- **INSTRUCTION 1**
Answer these questions using the session descriptions:
(a) On what day did David Mancuso's Loft party come into being?
(b) Who described the communities pursued in David Toop's workshop as "sonospheric communards"?
(c) What formats did Mo'min Swaitat's archive consist of?
- **INSTRUCTION 2**
Extend the session descriptions past their final sentence.

Palestinian Sound Archive by Mo’min Swaitat
This session brought forward the history of Palestinian music through deep listening and storytelling and interlinks radical historical and social movements of and through music. An archive of rare tapes and vinyl from Palestine and beyond, spanning field recordings of weddings to revolutionary tracks and synth-heavy 80s funk, as well as original acoustic and jazz albums, were played by Mo’min as he elucidates on how these recordings and/or albums have been made.
Hollows and Resonances by David Toop
Hollows, spheres, caves and chambers are the resonant, amplifying spaces out of which sound emerges and intimate listening takes place. Resonance amplifies and enhances but it also acts as both metaphor and an agent of empathy, intimacy and fellowship. David Toop’s participatory workshop explored the possibilities of using materials, objects and acoustic spheres in the pursuit of communities described by Peter Sloterdijk as “sonospheric communards.”
Love Saves the Day by Tim Lawrence
This informal session explored the sonic and social legacy of David Mancuso’s Loft, the influential invitation-only, audiophile community party that came into being on Valentine’s Day 1970, sometimes referred to as the Love Saves the Day party. Led by Tim Lawrence, the session explored the influence of David and his figuring of the Loft as a uniquely utopian space driven by music, dance, stereo sound and, for those who wanted to partake, a tab of acid. From the beginning of 1970 onwards, David made a decisive contribution to the establishment of a new form of music making or musicianship that embodied the countercultural period in a far more advanced way than many other musical genres such as acid rock and progressive rock. Why was it so important for David to reproduce sound accurately? How did the experience of listening adapt to this situation and how did it affect the modes of behaviour? Why does the Loft continue to resonate today? What are we holding on to and why?

Region boundary data
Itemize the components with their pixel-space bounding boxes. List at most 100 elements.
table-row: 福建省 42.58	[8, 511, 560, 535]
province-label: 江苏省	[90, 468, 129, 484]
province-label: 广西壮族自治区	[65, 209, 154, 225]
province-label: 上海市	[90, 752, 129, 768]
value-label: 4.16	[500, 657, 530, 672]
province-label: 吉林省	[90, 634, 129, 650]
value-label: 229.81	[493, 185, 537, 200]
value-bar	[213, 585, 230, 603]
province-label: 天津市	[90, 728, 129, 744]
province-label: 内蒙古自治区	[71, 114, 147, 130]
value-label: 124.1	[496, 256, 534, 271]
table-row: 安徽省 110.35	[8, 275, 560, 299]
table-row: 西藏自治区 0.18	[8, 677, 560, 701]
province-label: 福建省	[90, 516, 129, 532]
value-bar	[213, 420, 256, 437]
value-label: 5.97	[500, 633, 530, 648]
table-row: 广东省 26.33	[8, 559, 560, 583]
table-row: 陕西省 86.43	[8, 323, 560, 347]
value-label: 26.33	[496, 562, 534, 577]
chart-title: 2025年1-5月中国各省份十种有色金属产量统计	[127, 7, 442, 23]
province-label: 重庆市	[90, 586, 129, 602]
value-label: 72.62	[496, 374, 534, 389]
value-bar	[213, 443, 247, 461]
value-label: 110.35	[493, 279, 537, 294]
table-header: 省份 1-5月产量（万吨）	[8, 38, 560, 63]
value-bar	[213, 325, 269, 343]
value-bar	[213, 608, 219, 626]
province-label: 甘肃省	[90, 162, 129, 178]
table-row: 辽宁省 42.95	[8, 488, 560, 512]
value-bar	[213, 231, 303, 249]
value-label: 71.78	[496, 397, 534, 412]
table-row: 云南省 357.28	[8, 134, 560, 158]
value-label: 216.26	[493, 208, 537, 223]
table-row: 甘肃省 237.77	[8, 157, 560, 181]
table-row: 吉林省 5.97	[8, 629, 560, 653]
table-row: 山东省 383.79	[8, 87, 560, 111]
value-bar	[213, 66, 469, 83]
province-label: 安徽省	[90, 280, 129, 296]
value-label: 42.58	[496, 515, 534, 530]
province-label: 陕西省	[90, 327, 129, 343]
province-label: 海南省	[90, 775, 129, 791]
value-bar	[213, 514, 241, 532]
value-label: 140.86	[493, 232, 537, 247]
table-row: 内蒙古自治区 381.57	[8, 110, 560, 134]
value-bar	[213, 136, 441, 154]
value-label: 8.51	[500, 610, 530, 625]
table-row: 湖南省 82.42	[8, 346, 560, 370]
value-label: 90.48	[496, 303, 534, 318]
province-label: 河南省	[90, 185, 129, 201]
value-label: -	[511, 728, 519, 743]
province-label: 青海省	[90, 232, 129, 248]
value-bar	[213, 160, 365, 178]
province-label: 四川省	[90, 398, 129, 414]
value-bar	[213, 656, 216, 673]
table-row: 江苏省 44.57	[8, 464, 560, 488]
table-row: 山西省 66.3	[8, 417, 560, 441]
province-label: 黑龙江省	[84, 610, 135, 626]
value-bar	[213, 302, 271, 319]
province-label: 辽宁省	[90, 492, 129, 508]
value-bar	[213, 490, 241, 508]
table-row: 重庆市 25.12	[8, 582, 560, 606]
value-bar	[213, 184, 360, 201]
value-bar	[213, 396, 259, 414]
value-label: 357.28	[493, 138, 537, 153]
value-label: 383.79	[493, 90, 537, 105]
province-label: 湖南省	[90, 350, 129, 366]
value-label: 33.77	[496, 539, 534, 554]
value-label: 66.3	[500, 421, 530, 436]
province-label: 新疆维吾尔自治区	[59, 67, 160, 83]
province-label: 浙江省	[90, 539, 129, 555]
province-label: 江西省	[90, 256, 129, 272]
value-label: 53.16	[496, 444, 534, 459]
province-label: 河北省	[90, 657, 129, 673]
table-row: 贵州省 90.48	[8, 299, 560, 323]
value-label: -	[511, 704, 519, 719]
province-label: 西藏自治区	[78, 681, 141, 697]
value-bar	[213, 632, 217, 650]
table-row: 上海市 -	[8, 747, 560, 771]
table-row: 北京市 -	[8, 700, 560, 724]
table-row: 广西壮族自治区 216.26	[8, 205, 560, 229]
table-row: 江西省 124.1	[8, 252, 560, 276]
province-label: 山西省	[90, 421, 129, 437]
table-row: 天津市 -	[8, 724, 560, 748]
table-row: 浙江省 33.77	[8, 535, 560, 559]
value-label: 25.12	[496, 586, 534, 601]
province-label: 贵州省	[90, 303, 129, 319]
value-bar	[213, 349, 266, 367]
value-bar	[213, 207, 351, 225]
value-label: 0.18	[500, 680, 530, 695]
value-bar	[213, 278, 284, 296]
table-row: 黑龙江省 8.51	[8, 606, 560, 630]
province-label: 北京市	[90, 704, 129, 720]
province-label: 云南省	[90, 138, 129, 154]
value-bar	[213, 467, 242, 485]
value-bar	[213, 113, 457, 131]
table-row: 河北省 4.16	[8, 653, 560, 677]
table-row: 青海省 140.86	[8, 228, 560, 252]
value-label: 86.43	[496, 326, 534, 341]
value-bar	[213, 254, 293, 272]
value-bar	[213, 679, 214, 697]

- **EXERCISE RESPONSE 1**
(a) Valentine's Day 1970
(b) Peter Sloterdijk
(c) Rare tapes and vinyl

- **EXERCISE RESPONSE 2**
In 2023, Seeing Through Flames continues to survey different possibilities of forming solidarity through sonic epistemologies and thinks “of dubbing” as a process of witnessing, in the wake of “the original”, and of filling in historical gaps through space of sound and acoustic experimentation. Rather than seeing history as settled and static, dub moves beyond and in between what is confined to history, preserved or abandoned.
By lending an emphatic ear to relational tempos, acoustics, beats and frequencies of historical formations and sonic world-making, this season’s Seeing Through Flames brings together a pluriverse of interdependent speculations that confronts the production and writing of history to underscore a condition of possibility for solidarity, beyond ‘the event’ in history, beyond cultural specificity and its locality.